__Challenge__: The records that follow must be repeated verbatim, every one of them.

__Dataset excerpts__:
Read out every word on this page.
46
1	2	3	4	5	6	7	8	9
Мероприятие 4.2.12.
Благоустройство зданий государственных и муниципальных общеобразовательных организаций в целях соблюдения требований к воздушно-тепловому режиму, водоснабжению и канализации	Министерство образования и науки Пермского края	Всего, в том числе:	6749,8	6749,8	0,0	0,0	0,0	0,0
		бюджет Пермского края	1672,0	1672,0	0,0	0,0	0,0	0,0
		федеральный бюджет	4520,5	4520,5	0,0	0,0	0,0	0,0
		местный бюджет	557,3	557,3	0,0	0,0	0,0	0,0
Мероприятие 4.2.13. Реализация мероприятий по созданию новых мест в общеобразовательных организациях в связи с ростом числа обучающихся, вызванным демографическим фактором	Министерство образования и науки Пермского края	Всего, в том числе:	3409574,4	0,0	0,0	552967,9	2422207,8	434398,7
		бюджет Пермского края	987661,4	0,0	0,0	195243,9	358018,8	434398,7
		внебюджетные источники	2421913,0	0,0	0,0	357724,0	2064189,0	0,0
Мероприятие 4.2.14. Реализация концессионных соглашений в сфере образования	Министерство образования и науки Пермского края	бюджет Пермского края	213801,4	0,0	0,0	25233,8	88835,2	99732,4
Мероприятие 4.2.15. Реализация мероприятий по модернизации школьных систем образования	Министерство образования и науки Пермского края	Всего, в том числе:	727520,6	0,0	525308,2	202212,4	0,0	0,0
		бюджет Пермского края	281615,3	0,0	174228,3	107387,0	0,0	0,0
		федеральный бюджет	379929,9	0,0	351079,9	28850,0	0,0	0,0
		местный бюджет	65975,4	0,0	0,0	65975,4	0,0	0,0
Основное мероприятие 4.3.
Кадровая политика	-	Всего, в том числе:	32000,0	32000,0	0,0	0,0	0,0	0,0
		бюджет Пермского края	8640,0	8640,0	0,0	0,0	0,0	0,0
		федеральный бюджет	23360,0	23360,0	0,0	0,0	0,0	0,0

__Result of the task__:
Read out every word on this page.
46
1	2	3	4	5	6	7	8	9
Мероприятие 4.2.12.
Благоустройство зданий государственных и муниципальных общеобразовательных организаций в целях соблюдения требований к воздушно-тепловому режиму, водоснабжению и канализации	Министерство образования и науки Пермского края	Всего, в том числе:	6749,8	6749,8	0,0	0,0	0,0	0,0
		бюджет Пермского края	1672,0	1672,0	0,0	0,0	0,0	0,0
		федеральный бюджет	4520,5	4520,5	0,0	0,0	0,0	0,0
		местный бюджет	557,3	557,3	0,0	0,0	0,0	0,0
Мероприятие 4.2.13. Реализация мероприятий по созданию новых мест в общеобразовательных организациях в связи с ростом числа обучающихся, вызванным демографическим фактором	Министерство образования и науки Пермского края	Всего, в том числе:	3409574,4	0,0	0,0	552967,9	2422207,8	434398,7
		бюджет Пермского края	987661,4	0,0	0,0	195243,9	358018,8	434398,7
		внебюджетные источники	2421913,0	0,0	0,0	357724,0	2064189,0	0,0
Мероприятие 4.2.14. Реализация концессионных соглашений в сфере образования	Министерство образования и науки Пермского края	бюджет Пермского края	213801,4	0,0	0,0	25233,8	88835,2	99732,4
Мероприятие 4.2.15. Реализация мероприятий по модернизации школьных систем образования	Министерство образования и науки Пермского края	Всего, в том числе:	727520,6	0,0	525308,2	202212,4	0,0	0,0
		бюджет Пермского края	281615,3	0,0	174228,3	107387,0	0,0	0,0
		федеральный бюджет	379929,9	0,0	351079,9	28850,0	0,0	0,0
		местный бюджет	65975,4	0,0	0,0	65975,4	0,0	0,0
Основное мероприятие 4.3.
Кадровая политика	-	Всего, в том числе:	32000,0	32000,0	0,0	0,0	0,0	0,0
		бюджет Пермского края	8640,0	8640,0	0,0	0,0	0,0	0,0
		федеральный бюджет	23360,0	23360,0	0,0	0,0	0,0	0,0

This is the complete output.